■ **INSTRUCTIONS TO FOLLOW**
Pick out each line of the records that includes the string "Petr", and copy it.

-.-.-

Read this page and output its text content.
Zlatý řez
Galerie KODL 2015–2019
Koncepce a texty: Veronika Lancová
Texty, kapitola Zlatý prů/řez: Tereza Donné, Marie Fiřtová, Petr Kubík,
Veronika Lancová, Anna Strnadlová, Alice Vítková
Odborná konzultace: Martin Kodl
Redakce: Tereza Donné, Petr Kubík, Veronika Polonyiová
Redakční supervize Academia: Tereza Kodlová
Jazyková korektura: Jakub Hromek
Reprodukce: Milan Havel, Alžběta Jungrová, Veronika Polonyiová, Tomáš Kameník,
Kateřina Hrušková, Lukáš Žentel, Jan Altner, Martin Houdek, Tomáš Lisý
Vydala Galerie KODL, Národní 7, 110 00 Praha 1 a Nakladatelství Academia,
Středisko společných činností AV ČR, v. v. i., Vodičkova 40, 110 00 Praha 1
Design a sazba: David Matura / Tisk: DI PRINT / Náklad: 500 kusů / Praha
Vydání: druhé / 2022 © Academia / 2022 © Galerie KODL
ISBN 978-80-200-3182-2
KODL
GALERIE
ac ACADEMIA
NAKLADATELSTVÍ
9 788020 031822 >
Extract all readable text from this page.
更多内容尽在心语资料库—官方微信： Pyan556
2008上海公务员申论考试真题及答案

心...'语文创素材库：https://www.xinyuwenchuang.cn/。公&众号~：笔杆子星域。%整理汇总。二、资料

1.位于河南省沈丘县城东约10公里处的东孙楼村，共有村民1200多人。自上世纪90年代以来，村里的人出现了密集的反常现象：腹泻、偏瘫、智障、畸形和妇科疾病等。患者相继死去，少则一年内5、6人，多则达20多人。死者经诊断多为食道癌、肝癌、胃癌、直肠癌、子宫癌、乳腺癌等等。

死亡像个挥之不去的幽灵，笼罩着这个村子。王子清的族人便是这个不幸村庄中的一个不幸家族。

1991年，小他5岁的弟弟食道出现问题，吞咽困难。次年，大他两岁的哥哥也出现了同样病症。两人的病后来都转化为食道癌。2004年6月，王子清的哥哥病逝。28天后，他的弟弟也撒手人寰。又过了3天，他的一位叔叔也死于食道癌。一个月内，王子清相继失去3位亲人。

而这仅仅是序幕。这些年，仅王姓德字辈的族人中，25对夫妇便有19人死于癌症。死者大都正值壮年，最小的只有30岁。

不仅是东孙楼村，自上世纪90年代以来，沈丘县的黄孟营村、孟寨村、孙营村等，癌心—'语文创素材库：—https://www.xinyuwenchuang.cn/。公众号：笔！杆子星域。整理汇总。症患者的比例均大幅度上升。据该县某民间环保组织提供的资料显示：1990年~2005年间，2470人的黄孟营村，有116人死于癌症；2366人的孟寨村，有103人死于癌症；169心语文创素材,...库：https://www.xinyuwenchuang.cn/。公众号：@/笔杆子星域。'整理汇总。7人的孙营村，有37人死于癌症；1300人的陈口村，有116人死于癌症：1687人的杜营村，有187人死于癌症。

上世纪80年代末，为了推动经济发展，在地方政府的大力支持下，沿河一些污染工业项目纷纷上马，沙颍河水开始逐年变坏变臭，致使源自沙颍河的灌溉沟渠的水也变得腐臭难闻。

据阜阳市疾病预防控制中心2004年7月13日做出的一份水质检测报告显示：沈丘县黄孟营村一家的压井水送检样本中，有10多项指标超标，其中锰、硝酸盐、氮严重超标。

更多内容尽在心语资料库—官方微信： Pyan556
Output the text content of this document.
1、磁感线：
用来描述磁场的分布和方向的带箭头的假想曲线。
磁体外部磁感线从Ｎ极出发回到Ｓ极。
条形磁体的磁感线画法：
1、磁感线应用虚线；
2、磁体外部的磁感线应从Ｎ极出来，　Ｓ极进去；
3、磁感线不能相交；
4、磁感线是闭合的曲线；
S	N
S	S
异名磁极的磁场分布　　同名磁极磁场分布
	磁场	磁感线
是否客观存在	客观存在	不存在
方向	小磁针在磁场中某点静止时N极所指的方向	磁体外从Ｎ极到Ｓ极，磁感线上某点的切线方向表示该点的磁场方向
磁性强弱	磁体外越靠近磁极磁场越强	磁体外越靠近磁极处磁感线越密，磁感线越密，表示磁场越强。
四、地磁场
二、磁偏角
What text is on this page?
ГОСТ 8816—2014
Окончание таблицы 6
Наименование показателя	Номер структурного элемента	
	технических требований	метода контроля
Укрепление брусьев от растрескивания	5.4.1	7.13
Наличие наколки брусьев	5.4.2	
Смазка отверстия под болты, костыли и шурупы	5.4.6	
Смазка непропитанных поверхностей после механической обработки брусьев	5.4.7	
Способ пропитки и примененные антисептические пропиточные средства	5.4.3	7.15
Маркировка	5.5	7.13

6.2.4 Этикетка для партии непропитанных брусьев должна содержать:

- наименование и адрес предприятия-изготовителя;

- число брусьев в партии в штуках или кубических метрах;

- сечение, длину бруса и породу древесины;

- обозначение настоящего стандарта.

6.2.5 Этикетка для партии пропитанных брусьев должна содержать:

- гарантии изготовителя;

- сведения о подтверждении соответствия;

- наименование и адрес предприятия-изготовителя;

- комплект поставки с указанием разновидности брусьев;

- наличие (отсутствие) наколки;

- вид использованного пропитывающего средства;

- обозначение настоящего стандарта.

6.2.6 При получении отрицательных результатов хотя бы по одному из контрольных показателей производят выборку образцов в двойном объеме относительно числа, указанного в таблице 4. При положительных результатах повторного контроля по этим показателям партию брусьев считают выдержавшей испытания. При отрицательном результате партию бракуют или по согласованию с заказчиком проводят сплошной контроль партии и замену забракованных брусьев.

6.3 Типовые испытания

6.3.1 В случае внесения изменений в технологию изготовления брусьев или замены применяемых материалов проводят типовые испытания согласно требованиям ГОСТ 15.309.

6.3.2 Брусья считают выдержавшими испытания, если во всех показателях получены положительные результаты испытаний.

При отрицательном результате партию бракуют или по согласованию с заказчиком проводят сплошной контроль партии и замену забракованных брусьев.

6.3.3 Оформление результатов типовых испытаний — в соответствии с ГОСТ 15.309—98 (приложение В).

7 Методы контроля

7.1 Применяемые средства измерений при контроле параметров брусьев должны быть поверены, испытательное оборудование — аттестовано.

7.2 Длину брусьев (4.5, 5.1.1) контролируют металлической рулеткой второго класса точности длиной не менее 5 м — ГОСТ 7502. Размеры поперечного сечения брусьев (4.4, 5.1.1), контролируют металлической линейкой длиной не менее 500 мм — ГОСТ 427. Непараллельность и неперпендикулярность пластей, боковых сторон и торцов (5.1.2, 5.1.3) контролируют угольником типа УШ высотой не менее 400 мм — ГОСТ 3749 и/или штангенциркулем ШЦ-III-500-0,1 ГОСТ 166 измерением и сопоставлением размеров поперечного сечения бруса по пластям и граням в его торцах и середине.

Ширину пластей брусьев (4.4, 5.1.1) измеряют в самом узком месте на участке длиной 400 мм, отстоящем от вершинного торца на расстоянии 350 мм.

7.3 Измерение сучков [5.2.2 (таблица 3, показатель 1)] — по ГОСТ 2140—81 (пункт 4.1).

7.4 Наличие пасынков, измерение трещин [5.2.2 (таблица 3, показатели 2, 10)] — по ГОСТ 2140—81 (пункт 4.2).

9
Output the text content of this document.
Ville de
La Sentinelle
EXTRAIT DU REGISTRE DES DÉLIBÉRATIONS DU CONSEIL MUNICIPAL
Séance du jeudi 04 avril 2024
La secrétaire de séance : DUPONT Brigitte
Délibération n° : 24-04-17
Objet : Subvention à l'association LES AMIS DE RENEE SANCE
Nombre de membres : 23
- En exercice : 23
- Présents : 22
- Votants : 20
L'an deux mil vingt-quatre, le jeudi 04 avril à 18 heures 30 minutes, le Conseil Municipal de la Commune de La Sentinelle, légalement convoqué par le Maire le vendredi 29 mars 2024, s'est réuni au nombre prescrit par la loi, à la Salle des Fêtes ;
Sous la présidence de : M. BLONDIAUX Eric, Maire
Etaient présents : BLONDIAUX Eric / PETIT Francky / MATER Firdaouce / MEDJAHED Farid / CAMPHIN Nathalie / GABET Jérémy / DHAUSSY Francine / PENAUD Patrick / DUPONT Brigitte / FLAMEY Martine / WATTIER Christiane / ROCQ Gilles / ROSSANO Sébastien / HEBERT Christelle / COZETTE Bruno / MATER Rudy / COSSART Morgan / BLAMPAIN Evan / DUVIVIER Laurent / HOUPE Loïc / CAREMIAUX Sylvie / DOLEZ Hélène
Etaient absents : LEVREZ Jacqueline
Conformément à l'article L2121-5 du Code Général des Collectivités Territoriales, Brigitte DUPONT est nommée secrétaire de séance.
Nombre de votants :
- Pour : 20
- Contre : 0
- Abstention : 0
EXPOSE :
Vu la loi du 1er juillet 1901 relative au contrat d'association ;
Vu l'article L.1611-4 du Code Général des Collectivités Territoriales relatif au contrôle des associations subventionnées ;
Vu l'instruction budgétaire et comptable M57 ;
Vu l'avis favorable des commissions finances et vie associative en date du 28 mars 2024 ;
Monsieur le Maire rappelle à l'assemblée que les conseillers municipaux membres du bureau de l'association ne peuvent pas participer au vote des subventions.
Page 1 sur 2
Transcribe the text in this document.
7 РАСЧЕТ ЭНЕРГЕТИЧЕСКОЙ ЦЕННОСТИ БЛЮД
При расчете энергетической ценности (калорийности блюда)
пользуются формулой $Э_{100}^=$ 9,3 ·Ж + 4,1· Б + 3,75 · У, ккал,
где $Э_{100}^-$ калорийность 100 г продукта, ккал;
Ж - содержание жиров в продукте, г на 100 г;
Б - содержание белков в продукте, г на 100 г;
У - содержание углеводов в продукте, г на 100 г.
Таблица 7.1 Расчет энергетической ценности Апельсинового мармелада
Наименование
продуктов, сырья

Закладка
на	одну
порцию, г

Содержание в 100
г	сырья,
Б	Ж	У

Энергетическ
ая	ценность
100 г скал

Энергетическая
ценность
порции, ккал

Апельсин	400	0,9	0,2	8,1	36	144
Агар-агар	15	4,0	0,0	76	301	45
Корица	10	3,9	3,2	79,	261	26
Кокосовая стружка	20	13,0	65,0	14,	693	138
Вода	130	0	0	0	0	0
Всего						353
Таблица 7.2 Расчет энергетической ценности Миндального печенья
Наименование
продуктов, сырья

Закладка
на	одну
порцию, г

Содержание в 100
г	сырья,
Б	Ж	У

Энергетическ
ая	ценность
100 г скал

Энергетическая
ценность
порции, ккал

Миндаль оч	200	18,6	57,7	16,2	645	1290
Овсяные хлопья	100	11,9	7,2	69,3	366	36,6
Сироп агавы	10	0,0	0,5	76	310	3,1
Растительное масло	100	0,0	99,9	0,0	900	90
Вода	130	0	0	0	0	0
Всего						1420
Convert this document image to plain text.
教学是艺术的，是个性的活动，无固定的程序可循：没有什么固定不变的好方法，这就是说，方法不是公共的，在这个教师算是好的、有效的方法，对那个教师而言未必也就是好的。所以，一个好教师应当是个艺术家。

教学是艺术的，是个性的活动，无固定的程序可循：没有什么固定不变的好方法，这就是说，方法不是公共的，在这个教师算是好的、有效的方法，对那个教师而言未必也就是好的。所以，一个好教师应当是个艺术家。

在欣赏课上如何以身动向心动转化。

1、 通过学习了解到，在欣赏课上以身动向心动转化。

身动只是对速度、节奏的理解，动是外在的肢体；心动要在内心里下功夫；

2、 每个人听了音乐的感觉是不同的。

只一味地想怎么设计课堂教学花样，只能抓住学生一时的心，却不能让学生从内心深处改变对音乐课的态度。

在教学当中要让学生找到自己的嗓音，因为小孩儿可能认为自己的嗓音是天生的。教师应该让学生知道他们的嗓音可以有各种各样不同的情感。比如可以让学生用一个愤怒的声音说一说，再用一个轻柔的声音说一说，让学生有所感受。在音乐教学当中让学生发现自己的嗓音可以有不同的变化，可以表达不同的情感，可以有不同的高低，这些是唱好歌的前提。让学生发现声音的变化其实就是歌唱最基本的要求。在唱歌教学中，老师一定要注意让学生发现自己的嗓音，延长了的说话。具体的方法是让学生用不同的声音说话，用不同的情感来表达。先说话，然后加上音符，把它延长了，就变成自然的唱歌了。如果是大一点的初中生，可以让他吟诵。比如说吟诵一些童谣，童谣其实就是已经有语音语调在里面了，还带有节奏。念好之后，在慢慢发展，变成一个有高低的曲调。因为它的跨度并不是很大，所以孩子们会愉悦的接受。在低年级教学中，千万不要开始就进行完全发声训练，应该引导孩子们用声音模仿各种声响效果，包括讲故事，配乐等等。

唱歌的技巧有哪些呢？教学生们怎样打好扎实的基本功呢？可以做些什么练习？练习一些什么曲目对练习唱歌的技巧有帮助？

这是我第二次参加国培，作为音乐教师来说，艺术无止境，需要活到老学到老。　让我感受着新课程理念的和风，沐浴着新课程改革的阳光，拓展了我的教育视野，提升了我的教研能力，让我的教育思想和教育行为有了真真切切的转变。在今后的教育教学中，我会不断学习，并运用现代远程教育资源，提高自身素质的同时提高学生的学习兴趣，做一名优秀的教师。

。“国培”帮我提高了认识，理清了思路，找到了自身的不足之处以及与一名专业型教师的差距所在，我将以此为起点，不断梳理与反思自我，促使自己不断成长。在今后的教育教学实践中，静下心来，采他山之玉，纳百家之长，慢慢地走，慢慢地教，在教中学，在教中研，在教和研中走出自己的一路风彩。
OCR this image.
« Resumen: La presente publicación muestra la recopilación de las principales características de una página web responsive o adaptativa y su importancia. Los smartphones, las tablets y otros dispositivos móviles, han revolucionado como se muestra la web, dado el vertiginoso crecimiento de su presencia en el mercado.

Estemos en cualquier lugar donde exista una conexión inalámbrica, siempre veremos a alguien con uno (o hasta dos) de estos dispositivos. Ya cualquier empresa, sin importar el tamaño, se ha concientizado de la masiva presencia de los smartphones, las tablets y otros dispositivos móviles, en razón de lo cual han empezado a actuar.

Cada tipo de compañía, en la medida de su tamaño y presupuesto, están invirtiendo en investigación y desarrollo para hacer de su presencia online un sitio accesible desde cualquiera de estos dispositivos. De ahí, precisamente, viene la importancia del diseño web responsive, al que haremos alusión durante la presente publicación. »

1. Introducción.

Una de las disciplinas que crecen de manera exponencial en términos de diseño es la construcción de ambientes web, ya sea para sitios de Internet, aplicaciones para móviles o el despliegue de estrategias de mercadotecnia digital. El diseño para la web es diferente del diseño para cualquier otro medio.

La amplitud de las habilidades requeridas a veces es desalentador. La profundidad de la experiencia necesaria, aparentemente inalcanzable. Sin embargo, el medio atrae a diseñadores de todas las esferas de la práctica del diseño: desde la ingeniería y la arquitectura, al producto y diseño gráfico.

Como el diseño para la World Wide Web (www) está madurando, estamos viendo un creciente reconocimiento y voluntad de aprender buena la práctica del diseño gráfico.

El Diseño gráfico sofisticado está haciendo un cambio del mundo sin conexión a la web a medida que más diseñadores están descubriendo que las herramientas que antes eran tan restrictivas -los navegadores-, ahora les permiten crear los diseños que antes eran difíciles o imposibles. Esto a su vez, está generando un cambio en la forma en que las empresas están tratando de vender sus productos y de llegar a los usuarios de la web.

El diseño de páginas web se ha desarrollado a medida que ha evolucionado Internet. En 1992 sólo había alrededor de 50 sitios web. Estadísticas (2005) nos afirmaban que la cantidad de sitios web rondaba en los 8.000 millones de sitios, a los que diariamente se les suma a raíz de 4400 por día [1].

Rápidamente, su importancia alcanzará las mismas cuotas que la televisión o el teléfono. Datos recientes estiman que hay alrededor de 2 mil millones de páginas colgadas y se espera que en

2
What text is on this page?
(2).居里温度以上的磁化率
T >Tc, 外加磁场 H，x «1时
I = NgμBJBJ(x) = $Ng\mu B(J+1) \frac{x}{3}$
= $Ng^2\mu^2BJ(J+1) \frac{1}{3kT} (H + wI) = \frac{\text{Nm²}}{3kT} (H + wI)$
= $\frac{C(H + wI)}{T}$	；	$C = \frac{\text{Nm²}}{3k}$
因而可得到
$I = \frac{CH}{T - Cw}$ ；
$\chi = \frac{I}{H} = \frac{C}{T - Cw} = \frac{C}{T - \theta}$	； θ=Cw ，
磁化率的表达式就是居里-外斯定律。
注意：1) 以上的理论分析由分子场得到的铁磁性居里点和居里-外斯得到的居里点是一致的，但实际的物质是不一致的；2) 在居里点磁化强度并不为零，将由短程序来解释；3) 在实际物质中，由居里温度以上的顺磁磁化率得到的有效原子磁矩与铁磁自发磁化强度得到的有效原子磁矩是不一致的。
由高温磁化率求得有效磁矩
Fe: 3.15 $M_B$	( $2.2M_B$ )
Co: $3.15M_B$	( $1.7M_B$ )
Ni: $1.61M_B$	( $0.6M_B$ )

-.-.-

■ **ANSWER FOR THE TASK**
Texty, kapitola Zlatý prů/řez: Tereza Donné, Marie Fiřtová, Petr Kubík,
Redakce: Tereza Donné, Petr Kubík, Veronika Polonyiová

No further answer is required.